**Aim**
Do any lines in the data below contain "name"? If so, copy every one of them.

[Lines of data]
——————
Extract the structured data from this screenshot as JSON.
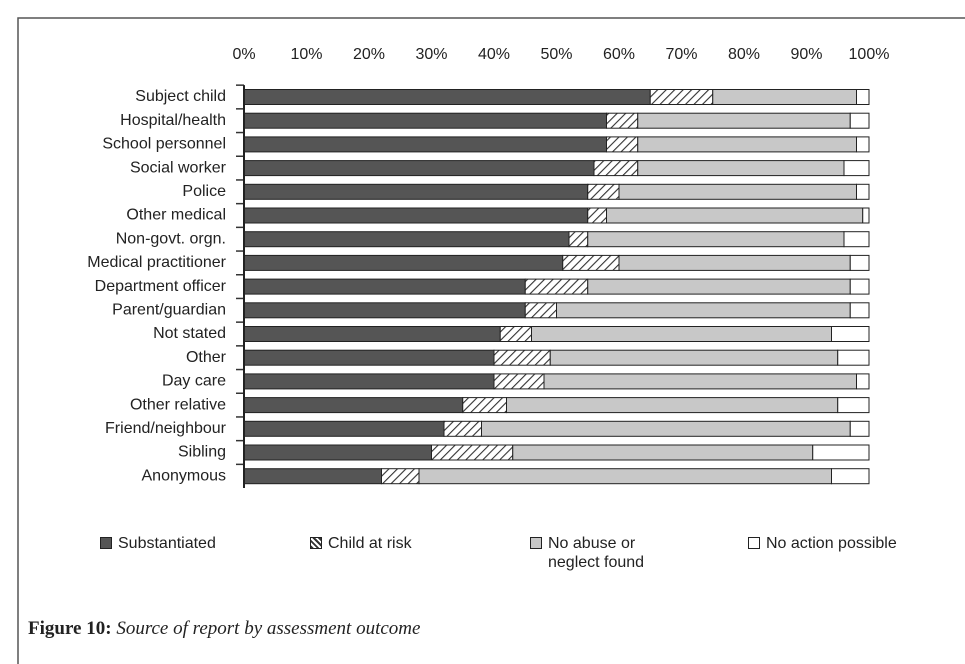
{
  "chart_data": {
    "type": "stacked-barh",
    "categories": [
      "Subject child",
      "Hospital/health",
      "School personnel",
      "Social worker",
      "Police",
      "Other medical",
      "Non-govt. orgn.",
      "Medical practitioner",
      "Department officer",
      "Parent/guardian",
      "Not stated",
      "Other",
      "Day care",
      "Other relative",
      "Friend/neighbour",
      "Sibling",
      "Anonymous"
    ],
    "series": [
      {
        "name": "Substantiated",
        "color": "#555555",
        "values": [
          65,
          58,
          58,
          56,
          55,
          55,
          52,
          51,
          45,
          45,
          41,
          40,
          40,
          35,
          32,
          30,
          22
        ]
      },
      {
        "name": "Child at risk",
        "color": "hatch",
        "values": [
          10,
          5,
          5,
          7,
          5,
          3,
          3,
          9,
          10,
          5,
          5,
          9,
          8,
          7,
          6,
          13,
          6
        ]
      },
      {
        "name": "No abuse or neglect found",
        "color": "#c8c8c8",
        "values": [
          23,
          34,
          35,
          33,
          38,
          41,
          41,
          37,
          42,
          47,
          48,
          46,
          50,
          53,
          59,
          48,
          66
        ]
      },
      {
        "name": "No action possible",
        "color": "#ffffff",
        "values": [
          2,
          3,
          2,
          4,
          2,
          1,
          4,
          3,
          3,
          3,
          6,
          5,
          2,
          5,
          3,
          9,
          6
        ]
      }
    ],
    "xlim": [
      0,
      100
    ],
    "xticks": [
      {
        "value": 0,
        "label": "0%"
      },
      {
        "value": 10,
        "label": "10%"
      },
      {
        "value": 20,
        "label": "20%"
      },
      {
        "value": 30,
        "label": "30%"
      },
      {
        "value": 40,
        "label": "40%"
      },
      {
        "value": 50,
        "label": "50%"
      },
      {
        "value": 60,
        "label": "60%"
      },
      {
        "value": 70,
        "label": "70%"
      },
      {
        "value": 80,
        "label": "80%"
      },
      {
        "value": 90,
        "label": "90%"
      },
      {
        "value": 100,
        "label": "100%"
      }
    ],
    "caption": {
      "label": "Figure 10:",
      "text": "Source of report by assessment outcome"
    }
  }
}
——————
**Exercise response**
        "name": "Substantiated",
        "name": "Child at risk",
        "name": "No abuse or neglect found",
        "name": "No action possible",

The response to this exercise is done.